■ **Work to be completed**
Omit all pictures. Copy the rest of the material exactly.

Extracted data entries

##########

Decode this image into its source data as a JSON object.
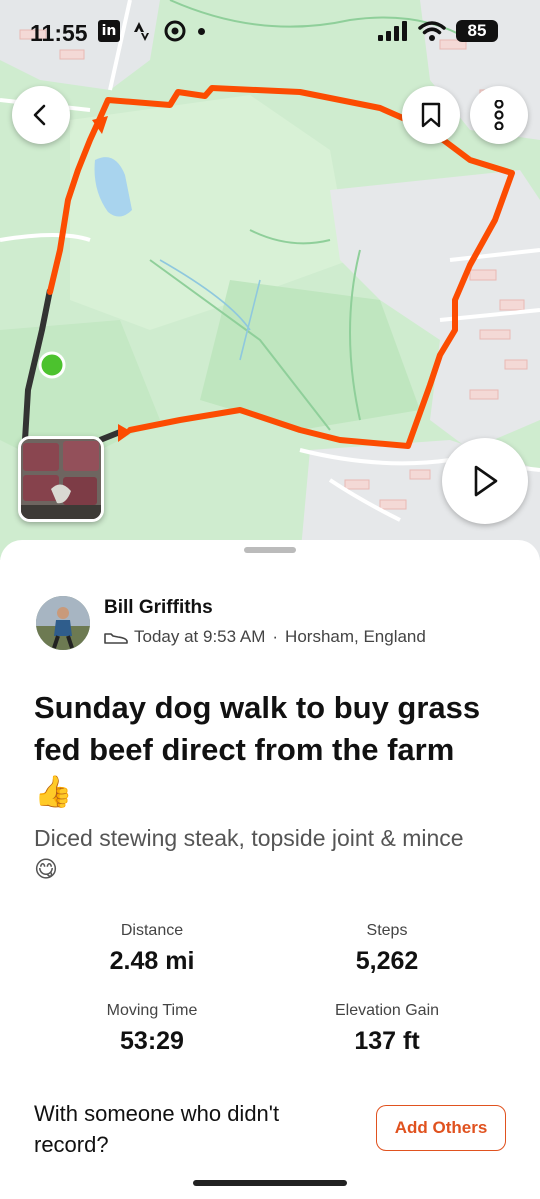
{
  "status_bar": {
    "time": "11:55",
    "linkedin": "in",
    "battery": "85"
  },
  "colors": {
    "route": "#fc4c02",
    "map_green": "#cfeccf",
    "accent": "#e0521f"
  },
  "icons": {
    "back": "chevron-left-icon",
    "bookmark": "bookmark-icon",
    "more": "more-vertical-icon",
    "play": "play-icon",
    "shoe": "shoe-icon"
  },
  "activity": {
    "athlete": "Bill Griffiths",
    "when": "Today at 9:53 AM",
    "location": "Horsham, England",
    "title": "Sunday dog walk to buy grass fed beef direct from the farm",
    "title_emoji": "👍",
    "description": "Diced stewing steak, topside joint & mince",
    "description_emoji": "😋"
  },
  "stats": {
    "distance_label": "Distance",
    "distance_value": "2.48 mi",
    "steps_label": "Steps",
    "steps_value": "5,262",
    "time_label": "Moving Time",
    "time_value": "53:29",
    "elev_label": "Elevation Gain",
    "elev_value": "137 ft"
  },
  "footer": {
    "question": "With someone who didn't record?",
    "add_label": "Add Others"
  }
}
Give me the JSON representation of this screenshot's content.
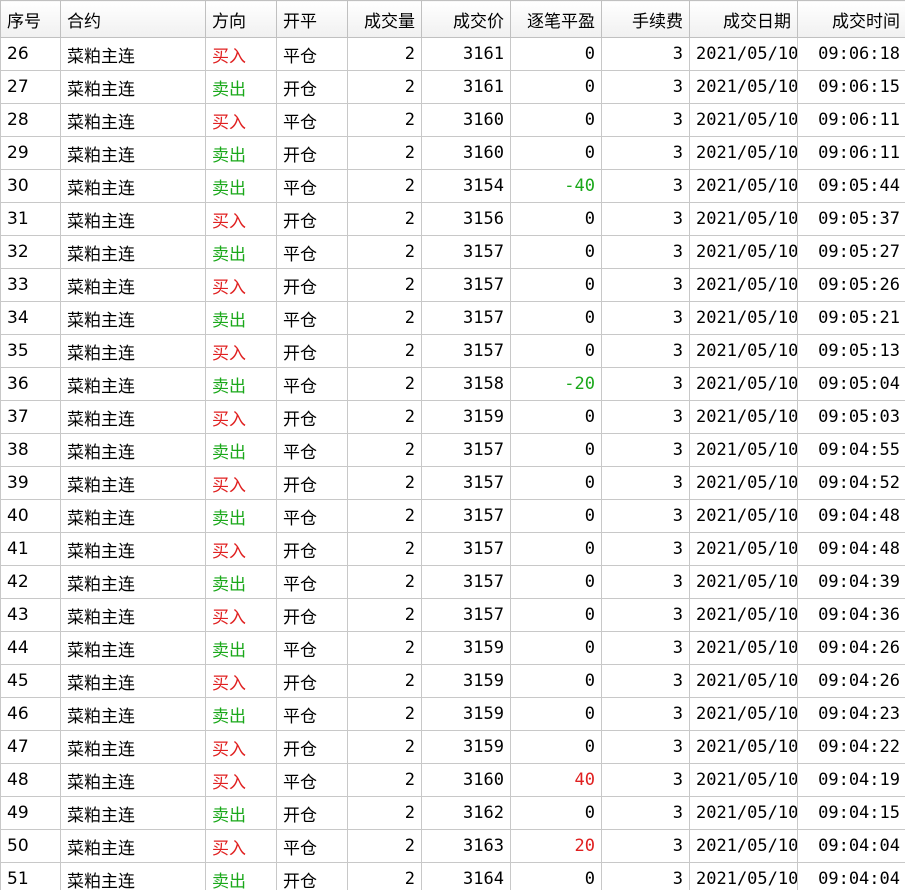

##########

■ **Worked solution**
Decode this image into its source data as a JSON object.
{
  "status_bar": {
    "time": "11:55",
    "linkedin": "in",
    "battery": "85"
  },
  "colors": {
    "route": "#fc4c02",
    "map_green": "#cfeccf",
    "accent": "#e0521f"
  },
  "icons": {
    "back": "chevron-left-icon",
    "bookmark": "bookmark-icon",
    "more": "more-vertical-icon",
    "play": "play-icon",
    "shoe": "shoe-icon"
  },
  "activity": {
    "athlete": "Bill Griffiths",
    "when": "Today at 9:53 AM",
    "location": "Horsham, England",
    "title": "Sunday dog walk to buy grass fed beef direct from the farm",
    "title_emoji": "👍",
    "description": "Diced stewing steak, topside joint & mince",
    "description_emoji": "😋"
  },
  "stats": {
    "distance_label": "Distance",
    "distance_value": "2.48 mi",
    "steps_label": "Steps",
    "steps_value": "5,262",
    "time_label": "Moving Time",
    "time_value": "53:29",
    "elev_label": "Elevation Gain",
    "elev_value": "137 ft"
  },
  "footer": {
    "question": "With someone who didn't record?",
    "add_label": "Add Others"
  }
}
Give me the JSON representation of this screenshot's content.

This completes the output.